──────── RECORDS FOR THE EXERCISE ────────

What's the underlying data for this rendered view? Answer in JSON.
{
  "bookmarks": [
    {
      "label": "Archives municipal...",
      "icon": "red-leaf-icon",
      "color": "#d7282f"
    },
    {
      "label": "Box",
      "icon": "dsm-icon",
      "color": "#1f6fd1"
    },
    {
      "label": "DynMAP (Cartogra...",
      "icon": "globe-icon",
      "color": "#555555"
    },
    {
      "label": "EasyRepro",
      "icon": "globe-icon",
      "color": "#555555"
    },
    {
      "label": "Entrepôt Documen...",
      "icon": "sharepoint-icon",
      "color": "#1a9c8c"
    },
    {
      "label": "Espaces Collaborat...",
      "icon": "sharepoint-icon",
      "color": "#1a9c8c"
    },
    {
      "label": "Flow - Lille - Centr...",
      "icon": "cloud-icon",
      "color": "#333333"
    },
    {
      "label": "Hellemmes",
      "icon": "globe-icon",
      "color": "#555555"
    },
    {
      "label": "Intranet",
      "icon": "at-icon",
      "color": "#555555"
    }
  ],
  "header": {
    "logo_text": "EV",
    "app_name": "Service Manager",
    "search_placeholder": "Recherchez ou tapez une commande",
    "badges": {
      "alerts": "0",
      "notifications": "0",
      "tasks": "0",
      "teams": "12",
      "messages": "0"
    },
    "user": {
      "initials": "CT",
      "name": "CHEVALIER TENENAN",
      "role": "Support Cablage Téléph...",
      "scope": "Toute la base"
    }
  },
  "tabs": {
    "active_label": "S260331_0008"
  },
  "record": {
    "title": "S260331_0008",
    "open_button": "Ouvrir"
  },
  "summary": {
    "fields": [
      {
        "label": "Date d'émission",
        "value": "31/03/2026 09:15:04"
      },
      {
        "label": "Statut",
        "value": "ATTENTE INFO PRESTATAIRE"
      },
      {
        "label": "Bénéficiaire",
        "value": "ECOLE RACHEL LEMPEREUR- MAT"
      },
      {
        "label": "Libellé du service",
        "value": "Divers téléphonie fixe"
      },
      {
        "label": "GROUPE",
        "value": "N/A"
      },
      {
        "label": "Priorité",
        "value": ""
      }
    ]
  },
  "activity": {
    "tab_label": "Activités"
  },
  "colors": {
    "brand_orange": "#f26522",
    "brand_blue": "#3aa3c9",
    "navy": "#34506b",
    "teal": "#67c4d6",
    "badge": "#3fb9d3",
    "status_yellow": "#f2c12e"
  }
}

────────

> [DESCRIPTION OF THE TASK]:
Produce a verbatim transcription of the entries above.

> [OUTPUT FOR THIS EXERCISE]:
What's the underlying data for this rendered view? Answer in JSON.
{
  "bookmarks": [
    {
      "label": "Archives municipal...",
      "icon": "red-leaf-icon",
      "color": "#d7282f"
    },
    {
      "label": "Box",
      "icon": "dsm-icon",
      "color": "#1f6fd1"
    },
    {
      "label": "DynMAP (Cartogra...",
      "icon": "globe-icon",
      "color": "#555555"
    },
    {
      "label": "EasyRepro",
      "icon": "globe-icon",
      "color": "#555555"
    },
    {
      "label": "Entrepôt Documen...",
      "icon": "sharepoint-icon",
      "color": "#1a9c8c"
    },
    {
      "label": "Espaces Collaborat...",
      "icon": "sharepoint-icon",
      "color": "#1a9c8c"
    },
    {
      "label": "Flow - Lille - Centr...",
      "icon": "cloud-icon",
      "color": "#333333"
    },
    {
      "label": "Hellemmes",
      "icon": "globe-icon",
      "color": "#555555"
    },
    {
      "label": "Intranet",
      "icon": "at-icon",
      "color": "#555555"
    }
  ],
  "header": {
    "logo_text": "EV",
    "app_name": "Service Manager",
    "search_placeholder": "Recherchez ou tapez une commande",
    "badges": {
      "alerts": "0",
      "notifications": "0",
      "tasks": "0",
      "teams": "12",
      "messages": "0"
    },
    "user": {
      "initials": "CT",
      "name": "CHEVALIER TENENAN",
      "role": "Support Cablage Téléph...",
      "scope": "Toute la base"
    }
  },
  "tabs": {
    "active_label": "S260331_0008"
  },
  "record": {
    "title": "S260331_0008",
    "open_button": "Ouvrir"
  },
  "summary": {
    "fields": [
      {
        "label": "Date d'émission",
        "value": "31/03/2026 09:15:04"
      },
      {
        "label": "Statut",
        "value": "ATTENTE INFO PRESTATAIRE"
      },
      {
        "label": "Bénéficiaire",
        "value": "ECOLE RACHEL LEMPEREUR- MAT"
      },
      {
        "label": "Libellé du service",
        "value": "Divers téléphonie fixe"
      },
      {
        "label": "GROUPE",
        "value": "N/A"
      },
      {
        "label": "Priorité",
        "value": ""
      }
    ]
  },
  "activity": {
    "tab_label": "Activités"
  },
  "colors": {
    "brand_orange": "#f26522",
    "brand_blue": "#3aa3c9",
    "navy": "#34506b",
    "teal": "#67c4d6",
    "badge": "#3fb9d3",
    "status_yellow": "#f2c12e"
  }
}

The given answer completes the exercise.